**What to work on**. Seek out every line containing the word "High", and copy each.
++++++++++++++++++++
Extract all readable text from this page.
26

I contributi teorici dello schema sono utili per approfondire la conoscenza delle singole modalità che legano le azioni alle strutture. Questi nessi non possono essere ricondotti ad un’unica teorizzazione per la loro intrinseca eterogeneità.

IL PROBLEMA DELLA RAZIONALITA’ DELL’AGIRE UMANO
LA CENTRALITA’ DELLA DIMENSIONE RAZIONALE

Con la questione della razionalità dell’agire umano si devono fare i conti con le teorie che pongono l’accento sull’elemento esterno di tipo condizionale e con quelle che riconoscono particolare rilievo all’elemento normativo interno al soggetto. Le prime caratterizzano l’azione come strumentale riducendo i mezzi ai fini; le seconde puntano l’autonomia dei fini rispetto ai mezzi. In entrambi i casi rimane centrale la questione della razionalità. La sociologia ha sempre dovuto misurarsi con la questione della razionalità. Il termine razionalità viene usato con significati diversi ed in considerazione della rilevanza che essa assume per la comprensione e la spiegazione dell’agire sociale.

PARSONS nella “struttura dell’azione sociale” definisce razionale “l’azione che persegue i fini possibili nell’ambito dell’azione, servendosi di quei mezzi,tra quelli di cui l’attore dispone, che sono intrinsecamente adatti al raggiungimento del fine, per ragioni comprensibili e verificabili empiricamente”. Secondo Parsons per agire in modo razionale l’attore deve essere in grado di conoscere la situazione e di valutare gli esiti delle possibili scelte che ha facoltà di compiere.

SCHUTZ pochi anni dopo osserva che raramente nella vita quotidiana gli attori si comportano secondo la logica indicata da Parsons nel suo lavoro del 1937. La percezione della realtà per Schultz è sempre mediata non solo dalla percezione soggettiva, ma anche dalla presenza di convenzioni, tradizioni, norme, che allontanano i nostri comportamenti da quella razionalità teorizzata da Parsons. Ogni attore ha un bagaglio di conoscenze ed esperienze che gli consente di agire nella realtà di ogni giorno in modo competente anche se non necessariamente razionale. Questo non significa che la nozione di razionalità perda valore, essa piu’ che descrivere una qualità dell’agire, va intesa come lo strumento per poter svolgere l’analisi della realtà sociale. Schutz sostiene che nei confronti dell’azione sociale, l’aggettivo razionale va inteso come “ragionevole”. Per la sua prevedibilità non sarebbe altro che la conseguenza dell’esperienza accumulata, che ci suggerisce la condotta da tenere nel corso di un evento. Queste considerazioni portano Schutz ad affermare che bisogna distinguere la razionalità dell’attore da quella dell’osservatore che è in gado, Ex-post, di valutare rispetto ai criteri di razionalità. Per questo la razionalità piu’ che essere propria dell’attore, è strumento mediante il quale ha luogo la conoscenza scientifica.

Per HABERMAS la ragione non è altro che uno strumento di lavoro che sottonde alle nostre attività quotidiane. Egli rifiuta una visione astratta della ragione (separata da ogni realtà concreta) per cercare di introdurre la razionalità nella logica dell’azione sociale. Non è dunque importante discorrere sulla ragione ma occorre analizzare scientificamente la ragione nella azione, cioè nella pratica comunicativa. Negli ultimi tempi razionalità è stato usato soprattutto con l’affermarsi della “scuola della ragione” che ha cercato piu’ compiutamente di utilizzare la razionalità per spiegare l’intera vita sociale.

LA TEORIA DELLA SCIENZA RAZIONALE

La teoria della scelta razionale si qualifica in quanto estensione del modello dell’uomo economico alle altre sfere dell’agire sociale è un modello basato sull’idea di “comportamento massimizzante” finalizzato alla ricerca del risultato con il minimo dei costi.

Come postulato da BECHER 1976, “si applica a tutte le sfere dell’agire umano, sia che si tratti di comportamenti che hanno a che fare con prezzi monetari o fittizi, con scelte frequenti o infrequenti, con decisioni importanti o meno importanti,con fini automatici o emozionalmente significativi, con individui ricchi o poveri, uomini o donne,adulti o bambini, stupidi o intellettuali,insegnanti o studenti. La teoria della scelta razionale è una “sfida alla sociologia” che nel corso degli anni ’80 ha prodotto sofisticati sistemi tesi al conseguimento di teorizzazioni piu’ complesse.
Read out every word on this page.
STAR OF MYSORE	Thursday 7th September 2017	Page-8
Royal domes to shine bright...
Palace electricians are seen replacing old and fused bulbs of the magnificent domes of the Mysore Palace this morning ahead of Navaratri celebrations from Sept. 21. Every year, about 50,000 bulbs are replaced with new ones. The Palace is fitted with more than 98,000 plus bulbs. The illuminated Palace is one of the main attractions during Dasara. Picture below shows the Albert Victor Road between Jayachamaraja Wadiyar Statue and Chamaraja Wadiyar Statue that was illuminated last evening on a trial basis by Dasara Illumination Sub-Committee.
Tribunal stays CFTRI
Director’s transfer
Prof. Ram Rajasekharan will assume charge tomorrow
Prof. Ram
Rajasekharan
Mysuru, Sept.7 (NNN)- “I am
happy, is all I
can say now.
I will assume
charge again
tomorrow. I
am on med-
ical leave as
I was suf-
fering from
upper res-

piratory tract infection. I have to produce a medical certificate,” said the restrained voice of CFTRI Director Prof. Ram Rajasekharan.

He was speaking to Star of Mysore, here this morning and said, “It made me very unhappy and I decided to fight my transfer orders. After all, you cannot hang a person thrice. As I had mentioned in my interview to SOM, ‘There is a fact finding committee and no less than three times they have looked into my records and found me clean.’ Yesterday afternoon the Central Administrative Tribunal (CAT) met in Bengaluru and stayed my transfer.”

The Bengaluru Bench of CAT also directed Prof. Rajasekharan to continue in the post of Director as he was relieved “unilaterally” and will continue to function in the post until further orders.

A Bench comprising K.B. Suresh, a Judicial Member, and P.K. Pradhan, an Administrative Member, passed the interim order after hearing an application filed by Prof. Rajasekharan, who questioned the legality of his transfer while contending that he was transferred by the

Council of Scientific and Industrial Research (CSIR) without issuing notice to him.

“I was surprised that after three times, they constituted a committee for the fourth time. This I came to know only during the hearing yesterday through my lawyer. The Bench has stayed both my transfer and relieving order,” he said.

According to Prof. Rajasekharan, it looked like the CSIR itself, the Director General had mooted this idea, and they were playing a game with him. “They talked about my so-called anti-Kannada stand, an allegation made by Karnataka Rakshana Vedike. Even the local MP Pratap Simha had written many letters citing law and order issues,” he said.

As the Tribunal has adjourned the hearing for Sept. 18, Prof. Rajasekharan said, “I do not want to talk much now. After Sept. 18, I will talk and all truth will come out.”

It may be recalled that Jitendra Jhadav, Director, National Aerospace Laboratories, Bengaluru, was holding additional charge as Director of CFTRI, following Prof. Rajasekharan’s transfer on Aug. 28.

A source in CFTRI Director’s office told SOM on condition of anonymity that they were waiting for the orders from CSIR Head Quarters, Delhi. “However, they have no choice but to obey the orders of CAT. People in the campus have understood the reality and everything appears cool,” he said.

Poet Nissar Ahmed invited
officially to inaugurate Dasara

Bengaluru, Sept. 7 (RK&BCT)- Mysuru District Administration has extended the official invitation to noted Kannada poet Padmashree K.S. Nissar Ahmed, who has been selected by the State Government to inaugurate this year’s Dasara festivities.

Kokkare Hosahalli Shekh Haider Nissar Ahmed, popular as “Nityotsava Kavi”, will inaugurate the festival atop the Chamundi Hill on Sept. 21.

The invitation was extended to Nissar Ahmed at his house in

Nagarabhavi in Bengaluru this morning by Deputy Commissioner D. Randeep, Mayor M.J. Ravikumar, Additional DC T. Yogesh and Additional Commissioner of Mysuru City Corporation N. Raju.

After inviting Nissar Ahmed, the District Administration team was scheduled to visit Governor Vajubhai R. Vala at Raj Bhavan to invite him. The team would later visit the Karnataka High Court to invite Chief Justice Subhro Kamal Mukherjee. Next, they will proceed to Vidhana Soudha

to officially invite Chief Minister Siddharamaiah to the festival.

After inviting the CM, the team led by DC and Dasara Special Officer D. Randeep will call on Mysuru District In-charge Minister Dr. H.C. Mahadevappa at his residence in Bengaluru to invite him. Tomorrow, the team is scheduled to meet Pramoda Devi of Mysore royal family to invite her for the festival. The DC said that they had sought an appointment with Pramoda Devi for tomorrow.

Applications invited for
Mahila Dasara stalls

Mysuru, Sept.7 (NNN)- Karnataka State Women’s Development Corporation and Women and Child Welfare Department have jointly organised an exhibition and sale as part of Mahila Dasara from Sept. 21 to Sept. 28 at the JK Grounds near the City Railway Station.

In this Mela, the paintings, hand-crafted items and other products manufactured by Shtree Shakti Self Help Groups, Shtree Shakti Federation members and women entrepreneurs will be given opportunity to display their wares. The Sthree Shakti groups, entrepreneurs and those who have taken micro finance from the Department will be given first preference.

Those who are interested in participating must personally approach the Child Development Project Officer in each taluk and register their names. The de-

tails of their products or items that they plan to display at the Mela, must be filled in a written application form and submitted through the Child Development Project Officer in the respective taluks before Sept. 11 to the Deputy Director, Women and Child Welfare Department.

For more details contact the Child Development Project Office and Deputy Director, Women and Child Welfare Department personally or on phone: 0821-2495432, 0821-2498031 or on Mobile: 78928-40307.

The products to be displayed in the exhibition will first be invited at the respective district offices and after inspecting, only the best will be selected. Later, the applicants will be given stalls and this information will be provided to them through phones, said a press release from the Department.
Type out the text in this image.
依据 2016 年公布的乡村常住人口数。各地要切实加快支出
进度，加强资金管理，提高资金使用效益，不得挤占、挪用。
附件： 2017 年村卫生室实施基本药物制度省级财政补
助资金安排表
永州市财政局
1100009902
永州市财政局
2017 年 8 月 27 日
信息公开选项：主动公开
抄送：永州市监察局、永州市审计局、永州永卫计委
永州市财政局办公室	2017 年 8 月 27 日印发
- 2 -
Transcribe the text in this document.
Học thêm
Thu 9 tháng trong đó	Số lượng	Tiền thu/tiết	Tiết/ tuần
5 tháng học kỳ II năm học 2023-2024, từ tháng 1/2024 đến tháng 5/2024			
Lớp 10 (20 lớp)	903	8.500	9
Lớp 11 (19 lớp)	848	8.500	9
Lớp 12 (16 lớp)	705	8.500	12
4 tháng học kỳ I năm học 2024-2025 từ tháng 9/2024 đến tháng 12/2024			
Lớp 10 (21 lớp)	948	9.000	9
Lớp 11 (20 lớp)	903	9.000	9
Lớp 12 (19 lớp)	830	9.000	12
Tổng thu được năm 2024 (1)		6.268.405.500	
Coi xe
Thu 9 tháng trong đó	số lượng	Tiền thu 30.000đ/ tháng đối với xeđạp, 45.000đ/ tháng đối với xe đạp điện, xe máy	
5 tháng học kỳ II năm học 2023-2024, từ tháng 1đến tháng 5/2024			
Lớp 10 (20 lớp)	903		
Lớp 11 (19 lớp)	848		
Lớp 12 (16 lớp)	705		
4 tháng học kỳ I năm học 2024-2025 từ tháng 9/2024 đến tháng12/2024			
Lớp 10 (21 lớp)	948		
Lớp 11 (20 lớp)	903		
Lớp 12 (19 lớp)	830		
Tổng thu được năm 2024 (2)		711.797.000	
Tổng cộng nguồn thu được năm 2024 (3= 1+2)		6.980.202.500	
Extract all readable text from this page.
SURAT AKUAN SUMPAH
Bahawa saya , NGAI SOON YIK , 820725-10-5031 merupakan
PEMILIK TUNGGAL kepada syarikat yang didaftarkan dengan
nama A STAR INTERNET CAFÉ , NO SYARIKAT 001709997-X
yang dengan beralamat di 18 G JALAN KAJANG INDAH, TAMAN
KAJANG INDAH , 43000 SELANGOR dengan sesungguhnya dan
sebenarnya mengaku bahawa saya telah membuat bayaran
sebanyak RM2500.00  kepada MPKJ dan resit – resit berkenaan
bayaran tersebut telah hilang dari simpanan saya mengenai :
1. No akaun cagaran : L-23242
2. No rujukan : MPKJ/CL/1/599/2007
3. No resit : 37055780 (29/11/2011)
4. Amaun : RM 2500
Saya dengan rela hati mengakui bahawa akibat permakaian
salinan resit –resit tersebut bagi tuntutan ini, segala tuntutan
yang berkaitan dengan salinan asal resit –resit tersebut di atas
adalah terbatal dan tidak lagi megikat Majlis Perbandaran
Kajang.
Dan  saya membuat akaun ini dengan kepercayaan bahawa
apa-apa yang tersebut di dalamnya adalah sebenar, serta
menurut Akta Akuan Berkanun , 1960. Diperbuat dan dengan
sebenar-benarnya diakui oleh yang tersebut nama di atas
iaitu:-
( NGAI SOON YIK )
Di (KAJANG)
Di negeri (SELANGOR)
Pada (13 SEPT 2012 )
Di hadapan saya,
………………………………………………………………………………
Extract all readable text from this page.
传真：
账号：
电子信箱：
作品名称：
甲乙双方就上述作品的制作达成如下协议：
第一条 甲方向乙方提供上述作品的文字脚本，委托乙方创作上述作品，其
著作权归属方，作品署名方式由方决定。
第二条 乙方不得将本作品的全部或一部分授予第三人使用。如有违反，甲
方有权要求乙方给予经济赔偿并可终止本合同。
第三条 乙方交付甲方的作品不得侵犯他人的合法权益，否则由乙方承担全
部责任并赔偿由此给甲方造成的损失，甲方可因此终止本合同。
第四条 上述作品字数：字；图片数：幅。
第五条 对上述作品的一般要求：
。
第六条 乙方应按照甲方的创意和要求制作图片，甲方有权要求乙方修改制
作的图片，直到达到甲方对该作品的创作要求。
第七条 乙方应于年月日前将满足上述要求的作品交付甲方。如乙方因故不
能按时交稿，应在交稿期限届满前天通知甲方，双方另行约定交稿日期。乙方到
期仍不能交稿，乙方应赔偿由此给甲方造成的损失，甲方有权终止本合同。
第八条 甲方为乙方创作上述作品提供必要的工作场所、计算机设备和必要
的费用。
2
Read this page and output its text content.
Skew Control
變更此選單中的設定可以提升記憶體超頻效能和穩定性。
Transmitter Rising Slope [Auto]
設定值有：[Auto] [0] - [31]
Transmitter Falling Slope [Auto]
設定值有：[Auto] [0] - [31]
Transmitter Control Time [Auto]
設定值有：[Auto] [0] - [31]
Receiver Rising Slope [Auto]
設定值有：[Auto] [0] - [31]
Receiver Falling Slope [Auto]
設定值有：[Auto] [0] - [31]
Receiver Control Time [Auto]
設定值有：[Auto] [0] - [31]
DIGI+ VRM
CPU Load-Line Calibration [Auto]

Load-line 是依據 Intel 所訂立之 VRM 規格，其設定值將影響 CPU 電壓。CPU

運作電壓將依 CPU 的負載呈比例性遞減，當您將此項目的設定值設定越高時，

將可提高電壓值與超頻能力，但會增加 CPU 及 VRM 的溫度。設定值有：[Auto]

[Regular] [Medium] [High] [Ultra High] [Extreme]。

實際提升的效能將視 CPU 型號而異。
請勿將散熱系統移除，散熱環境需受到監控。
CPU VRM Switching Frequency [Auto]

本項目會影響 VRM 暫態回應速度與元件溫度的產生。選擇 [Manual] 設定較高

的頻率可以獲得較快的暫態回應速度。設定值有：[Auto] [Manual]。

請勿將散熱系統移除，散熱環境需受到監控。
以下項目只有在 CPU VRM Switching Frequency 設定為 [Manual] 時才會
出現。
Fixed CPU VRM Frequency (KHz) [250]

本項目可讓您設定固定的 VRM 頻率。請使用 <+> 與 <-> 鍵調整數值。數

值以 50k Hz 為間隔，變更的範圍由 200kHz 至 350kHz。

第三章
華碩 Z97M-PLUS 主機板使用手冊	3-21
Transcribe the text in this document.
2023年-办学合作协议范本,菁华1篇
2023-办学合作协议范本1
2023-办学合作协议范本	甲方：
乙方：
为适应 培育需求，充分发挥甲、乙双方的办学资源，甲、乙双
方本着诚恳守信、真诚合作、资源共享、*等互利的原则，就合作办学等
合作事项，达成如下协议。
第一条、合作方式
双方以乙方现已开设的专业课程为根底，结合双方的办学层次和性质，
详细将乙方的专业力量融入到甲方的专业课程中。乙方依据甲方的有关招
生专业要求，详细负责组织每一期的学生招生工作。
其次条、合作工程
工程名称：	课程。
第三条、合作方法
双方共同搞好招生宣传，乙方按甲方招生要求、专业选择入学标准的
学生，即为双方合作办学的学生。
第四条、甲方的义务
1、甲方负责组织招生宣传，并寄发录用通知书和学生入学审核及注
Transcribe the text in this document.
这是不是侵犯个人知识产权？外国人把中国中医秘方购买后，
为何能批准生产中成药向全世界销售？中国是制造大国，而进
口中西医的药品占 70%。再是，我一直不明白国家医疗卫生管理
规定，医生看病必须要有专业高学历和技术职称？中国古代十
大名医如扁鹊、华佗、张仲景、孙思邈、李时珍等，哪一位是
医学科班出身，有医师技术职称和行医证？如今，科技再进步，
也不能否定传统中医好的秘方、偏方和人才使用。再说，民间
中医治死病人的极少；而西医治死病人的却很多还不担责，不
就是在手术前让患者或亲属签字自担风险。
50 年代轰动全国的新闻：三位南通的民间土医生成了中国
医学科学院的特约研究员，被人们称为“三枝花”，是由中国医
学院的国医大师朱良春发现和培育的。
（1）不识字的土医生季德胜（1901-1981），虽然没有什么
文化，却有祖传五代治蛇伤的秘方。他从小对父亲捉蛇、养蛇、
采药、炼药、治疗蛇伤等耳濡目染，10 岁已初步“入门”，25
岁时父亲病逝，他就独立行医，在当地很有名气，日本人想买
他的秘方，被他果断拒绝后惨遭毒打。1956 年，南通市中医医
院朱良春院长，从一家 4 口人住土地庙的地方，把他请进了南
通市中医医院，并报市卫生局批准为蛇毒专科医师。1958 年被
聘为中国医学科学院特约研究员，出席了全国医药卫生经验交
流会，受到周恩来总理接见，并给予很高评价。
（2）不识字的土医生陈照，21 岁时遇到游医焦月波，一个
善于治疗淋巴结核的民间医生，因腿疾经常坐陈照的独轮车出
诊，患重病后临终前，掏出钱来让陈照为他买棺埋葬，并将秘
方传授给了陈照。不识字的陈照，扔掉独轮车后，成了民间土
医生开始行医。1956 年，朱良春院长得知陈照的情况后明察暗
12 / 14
++++++++++++++++++++
**Reply to the task**.
After inviting Nissar Ahmed, the District Administration team was scheduled to visit Governor Vajubhai R. Vala at Raj Bhavan to invite him. The team would later visit the Karnataka High Court to invite Chief Justice Subhro Kamal Mukherjee. Next, they will proceed to Vidhana Soudha
[Regular] [Medium] [High] [Ultra High] [Extreme]。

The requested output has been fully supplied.